What is expected: Among the records below, find each line that includes the string "this" and copy it.
━━━━━━━━━━━━━━━━━━━━━━━━━━━━━━
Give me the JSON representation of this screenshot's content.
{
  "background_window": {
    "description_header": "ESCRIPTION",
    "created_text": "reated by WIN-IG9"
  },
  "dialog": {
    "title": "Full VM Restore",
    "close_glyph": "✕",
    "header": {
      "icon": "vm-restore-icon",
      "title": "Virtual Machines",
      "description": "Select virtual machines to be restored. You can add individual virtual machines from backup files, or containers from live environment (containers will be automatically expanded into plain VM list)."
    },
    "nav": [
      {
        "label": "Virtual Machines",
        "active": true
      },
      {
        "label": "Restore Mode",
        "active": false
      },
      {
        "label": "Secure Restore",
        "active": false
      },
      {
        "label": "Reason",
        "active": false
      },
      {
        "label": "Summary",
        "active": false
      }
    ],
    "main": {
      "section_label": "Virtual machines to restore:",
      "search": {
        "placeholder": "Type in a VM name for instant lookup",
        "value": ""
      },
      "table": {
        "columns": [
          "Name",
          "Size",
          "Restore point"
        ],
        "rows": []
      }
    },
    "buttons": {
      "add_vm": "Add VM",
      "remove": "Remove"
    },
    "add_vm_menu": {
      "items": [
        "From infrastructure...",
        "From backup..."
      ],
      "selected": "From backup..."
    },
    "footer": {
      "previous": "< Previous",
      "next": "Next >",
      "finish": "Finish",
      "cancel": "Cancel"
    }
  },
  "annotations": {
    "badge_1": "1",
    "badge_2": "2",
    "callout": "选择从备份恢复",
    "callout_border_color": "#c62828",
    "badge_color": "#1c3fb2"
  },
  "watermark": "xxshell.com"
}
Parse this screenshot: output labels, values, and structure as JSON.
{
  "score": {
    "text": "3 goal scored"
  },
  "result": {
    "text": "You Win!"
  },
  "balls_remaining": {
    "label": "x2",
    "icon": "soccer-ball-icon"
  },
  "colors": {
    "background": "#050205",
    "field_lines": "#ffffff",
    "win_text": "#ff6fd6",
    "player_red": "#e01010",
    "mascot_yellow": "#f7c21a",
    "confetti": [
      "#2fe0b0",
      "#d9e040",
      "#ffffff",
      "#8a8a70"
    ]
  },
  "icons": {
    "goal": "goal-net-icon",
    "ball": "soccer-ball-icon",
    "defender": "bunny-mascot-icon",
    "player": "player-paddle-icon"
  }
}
━━━━━━━━━━━━━━━━━━━━━━━━━━━━━━
Complete response:
Give me the JSON representation of this screenshot's content.
Parse this screenshot: output labels, values, and structure as JSON.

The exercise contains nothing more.